### What to work on
Your task is to repeat all of the material exactly.

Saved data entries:
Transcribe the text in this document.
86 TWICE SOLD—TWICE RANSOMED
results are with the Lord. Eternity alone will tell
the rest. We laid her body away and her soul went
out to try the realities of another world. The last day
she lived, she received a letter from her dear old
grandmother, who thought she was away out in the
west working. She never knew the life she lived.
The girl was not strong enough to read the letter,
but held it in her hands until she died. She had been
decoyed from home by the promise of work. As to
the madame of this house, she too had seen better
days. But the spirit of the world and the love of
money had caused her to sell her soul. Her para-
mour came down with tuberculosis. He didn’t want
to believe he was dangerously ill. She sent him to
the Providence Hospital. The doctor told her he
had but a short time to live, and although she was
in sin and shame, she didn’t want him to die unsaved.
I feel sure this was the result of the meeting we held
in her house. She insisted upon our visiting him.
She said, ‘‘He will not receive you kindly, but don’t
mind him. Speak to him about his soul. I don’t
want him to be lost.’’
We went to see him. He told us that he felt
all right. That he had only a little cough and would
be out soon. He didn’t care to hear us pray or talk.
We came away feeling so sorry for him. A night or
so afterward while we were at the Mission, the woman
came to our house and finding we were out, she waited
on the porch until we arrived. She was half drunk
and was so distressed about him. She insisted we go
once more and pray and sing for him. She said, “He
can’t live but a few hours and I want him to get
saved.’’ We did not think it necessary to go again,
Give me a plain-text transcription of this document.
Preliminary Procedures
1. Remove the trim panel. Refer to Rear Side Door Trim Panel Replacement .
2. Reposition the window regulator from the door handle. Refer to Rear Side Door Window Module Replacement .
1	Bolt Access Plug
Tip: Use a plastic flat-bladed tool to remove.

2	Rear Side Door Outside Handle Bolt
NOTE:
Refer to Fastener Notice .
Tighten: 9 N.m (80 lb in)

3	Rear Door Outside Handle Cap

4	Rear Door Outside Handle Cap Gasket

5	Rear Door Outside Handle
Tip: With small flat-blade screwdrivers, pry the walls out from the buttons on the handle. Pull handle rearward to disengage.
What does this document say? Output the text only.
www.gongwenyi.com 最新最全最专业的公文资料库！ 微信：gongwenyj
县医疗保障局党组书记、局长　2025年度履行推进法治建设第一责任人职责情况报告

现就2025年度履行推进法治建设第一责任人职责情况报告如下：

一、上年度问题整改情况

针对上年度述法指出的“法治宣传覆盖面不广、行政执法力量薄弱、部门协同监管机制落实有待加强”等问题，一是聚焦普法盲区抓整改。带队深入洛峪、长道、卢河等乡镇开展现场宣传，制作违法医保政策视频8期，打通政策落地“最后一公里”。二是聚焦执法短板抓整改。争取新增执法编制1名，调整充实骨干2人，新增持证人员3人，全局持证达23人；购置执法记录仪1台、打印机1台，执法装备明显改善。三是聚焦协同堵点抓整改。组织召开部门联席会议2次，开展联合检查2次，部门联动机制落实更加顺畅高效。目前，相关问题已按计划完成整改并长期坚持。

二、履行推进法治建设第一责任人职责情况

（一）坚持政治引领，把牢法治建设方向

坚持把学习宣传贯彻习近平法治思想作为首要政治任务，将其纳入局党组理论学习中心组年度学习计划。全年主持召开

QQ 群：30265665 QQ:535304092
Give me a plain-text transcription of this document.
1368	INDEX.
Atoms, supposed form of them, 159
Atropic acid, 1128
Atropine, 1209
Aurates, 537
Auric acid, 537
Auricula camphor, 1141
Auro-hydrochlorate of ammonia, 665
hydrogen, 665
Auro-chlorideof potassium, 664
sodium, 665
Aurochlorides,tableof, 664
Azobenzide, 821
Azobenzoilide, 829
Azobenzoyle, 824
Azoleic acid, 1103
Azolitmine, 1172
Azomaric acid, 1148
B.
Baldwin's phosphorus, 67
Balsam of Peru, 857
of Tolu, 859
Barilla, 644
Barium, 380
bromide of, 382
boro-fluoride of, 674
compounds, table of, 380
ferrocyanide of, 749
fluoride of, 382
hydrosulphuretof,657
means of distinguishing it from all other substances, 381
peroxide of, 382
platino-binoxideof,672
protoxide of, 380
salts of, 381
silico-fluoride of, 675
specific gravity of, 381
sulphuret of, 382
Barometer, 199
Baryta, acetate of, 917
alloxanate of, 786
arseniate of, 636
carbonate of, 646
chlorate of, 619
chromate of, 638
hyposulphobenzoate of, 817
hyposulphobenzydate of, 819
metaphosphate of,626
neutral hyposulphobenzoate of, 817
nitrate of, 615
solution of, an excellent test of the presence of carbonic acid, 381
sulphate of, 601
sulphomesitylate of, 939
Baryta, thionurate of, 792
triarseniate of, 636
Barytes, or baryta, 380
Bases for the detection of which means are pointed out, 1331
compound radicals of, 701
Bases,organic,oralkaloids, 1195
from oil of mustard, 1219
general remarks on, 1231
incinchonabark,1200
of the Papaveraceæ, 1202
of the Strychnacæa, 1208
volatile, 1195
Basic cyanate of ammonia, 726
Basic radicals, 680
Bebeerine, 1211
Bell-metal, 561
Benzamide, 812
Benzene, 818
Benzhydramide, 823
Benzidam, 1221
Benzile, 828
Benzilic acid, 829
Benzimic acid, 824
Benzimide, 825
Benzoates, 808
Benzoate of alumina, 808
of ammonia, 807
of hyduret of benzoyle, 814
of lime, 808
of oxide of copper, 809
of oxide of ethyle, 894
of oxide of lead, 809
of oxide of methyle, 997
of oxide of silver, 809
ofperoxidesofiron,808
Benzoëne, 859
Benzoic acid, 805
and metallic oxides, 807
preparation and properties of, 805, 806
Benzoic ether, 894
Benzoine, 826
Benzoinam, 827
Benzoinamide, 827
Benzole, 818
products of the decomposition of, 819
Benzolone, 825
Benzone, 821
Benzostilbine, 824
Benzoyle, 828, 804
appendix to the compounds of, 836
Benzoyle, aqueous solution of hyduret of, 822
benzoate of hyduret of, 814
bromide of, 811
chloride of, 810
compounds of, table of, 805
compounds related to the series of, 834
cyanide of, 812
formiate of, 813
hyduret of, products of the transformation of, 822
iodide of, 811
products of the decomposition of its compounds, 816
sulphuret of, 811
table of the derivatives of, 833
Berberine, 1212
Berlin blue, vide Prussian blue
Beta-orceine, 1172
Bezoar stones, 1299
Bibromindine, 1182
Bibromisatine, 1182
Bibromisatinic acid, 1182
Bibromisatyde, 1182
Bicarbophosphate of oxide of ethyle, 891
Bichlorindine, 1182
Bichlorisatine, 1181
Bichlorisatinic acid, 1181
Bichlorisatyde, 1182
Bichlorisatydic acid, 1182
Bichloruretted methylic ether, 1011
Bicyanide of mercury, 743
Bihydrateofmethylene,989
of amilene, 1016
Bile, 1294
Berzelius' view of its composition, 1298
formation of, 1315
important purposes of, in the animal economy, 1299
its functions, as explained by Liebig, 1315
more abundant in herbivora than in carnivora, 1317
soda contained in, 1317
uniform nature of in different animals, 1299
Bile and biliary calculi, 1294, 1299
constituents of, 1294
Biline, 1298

### Written response
Transcribe the text in this document.
86 TWICE SOLD—TWICE RANSOMED
results are with the Lord. Eternity alone will tell
the rest. We laid her body away and her soul went
out to try the realities of another world. The last day
she lived, she received a letter from her dear old
grandmother, who thought she was away out in the
west working. She never knew the life she lived.
The girl was not strong enough to read the letter,
but held it in her hands until she died. She had been
decoyed from home by the promise of work. As to
the madame of this house, she too had seen better
days. But the spirit of the world and the love of
money had caused her to sell her soul. Her para-
mour came down with tuberculosis. He didn’t want
to believe he was dangerously ill. She sent him to
the Providence Hospital. The doctor told her he
had but a short time to live, and although she was
in sin and shame, she didn’t want him to die unsaved.
I feel sure this was the result of the meeting we held
in her house. She insisted upon our visiting him.
She said, ‘‘He will not receive you kindly, but don’t
mind him. Speak to him about his soul. I don’t
want him to be lost.’’
We went to see him. He told us that he felt
all right. That he had only a little cough and would
be out soon. He didn’t care to hear us pray or talk.
We came away feeling so sorry for him. A night or
so afterward while we were at the Mission, the woman
came to our house and finding we were out, she waited
on the porch until we arrived. She was half drunk
and was so distressed about him. She insisted we go
once more and pray and sing for him. She said, “He
can’t live but a few hours and I want him to get
saved.’’ We did not think it necessary to go again,
Give me a plain-text transcription of this document.
Preliminary Procedures
1. Remove the trim panel. Refer to Rear Side Door Trim Panel Replacement .
2. Reposition the window regulator from the door handle. Refer to Rear Side Door Window Module Replacement .
1	Bolt Access Plug
Tip: Use a plastic flat-bladed tool to remove.

2	Rear Side Door Outside Handle Bolt
NOTE:
Refer to Fastener Notice .
Tighten: 9 N.m (80 lb in)

3	Rear Door Outside Handle Cap

4	Rear Door Outside Handle Cap Gasket

5	Rear Door Outside Handle
Tip: With small flat-blade screwdrivers, pry the walls out from the buttons on the handle. Pull handle rearward to disengage.
What does this document say? Output the text only.
www.gongwenyi.com 最新最全最专业的公文资料库！ 微信：gongwenyj
县医疗保障局党组书记、局长　2025年度履行推进法治建设第一责任人职责情况报告

现就2025年度履行推进法治建设第一责任人职责情况报告如下：

一、上年度问题整改情况

针对上年度述法指出的“法治宣传覆盖面不广、行政执法力量薄弱、部门协同监管机制落实有待加强”等问题，一是聚焦普法盲区抓整改。带队深入洛峪、长道、卢河等乡镇开展现场宣传，制作违法医保政策视频8期，打通政策落地“最后一公里”。二是聚焦执法短板抓整改。争取新增执法编制1名，调整充实骨干2人，新增持证人员3人，全局持证达23人；购置执法记录仪1台、打印机1台，执法装备明显改善。三是聚焦协同堵点抓整改。组织召开部门联席会议2次，开展联合检查2次，部门联动机制落实更加顺畅高效。目前，相关问题已按计划完成整改并长期坚持。

二、履行推进法治建设第一责任人职责情况

（一）坚持政治引领，把牢法治建设方向

坚持把学习宣传贯彻习近平法治思想作为首要政治任务，将其纳入局党组理论学习中心组年度学习计划。全年主持召开

QQ 群：30265665 QQ:535304092
Give me a plain-text transcription of this document.
1368	INDEX.
Atoms, supposed form of them, 159
Atropic acid, 1128
Atropine, 1209
Aurates, 537
Auric acid, 537
Auricula camphor, 1141
Auro-hydrochlorate of ammonia, 665
hydrogen, 665
Auro-chlorideof potassium, 664
sodium, 665
Aurochlorides,tableof, 664
Azobenzide, 821
Azobenzoilide, 829
Azobenzoyle, 824
Azoleic acid, 1103
Azolitmine, 1172
Azomaric acid, 1148
B.
Baldwin's phosphorus, 67
Balsam of Peru, 857
of Tolu, 859
Barilla, 644
Barium, 380
bromide of, 382
boro-fluoride of, 674
compounds, table of, 380
ferrocyanide of, 749
fluoride of, 382
hydrosulphuretof,657
means of distinguishing it from all other substances, 381
peroxide of, 382
platino-binoxideof,672
protoxide of, 380
salts of, 381
silico-fluoride of, 675
specific gravity of, 381
sulphuret of, 382
Barometer, 199
Baryta, acetate of, 917
alloxanate of, 786
arseniate of, 636
carbonate of, 646
chlorate of, 619
chromate of, 638
hyposulphobenzoate of, 817
hyposulphobenzydate of, 819
metaphosphate of,626
neutral hyposulphobenzoate of, 817
nitrate of, 615
solution of, an excellent test of the presence of carbonic acid, 381
sulphate of, 601
sulphomesitylate of, 939
Baryta, thionurate of, 792
triarseniate of, 636
Barytes, or baryta, 380
Bases for the detection of which means are pointed out, 1331
compound radicals of, 701
Bases,organic,oralkaloids, 1195
from oil of mustard, 1219
general remarks on, 1231
incinchonabark,1200
of the Papaveraceæ, 1202
of the Strychnacæa, 1208
volatile, 1195
Basic cyanate of ammonia, 726
Basic radicals, 680
Bebeerine, 1211
Bell-metal, 561
Benzamide, 812
Benzene, 818
Benzhydramide, 823
Benzidam, 1221
Benzile, 828
Benzilic acid, 829
Benzimic acid, 824
Benzimide, 825
Benzoates, 808
Benzoate of alumina, 808
of ammonia, 807
of hyduret of benzoyle, 814
of lime, 808
of oxide of copper, 809
of oxide of ethyle, 894
of oxide of lead, 809
of oxide of methyle, 997
of oxide of silver, 809
ofperoxidesofiron,808
Benzoëne, 859
Benzoic acid, 805
and metallic oxides, 807
preparation and properties of, 805, 806
Benzoic ether, 894
Benzoine, 826
Benzoinam, 827
Benzoinamide, 827
Benzole, 818
products of the decomposition of, 819
Benzolone, 825
Benzone, 821
Benzostilbine, 824
Benzoyle, 828, 804
appendix to the compounds of, 836
Benzoyle, aqueous solution of hyduret of, 822
benzoate of hyduret of, 814
bromide of, 811
chloride of, 810
compounds of, table of, 805
compounds related to the series of, 834
cyanide of, 812
formiate of, 813
hyduret of, products of the transformation of, 822
iodide of, 811
products of the decomposition of its compounds, 816
sulphuret of, 811
table of the derivatives of, 833
Berberine, 1212
Berlin blue, vide Prussian blue
Beta-orceine, 1172
Bezoar stones, 1299
Bibromindine, 1182
Bibromisatine, 1182
Bibromisatinic acid, 1182
Bibromisatyde, 1182
Bicarbophosphate of oxide of ethyle, 891
Bichlorindine, 1182
Bichlorisatine, 1181
Bichlorisatinic acid, 1181
Bichlorisatyde, 1182
Bichlorisatydic acid, 1182
Bichloruretted methylic ether, 1011
Bicyanide of mercury, 743
Bihydrateofmethylene,989
of amilene, 1016
Bile, 1294
Berzelius' view of its composition, 1298
formation of, 1315
important purposes of, in the animal economy, 1299
its functions, as explained by Liebig, 1315
more abundant in herbivora than in carnivora, 1317
soda contained in, 1317
uniform nature of in different animals, 1299
Bile and biliary calculi, 1294, 1299
constituents of, 1294
Biline, 1298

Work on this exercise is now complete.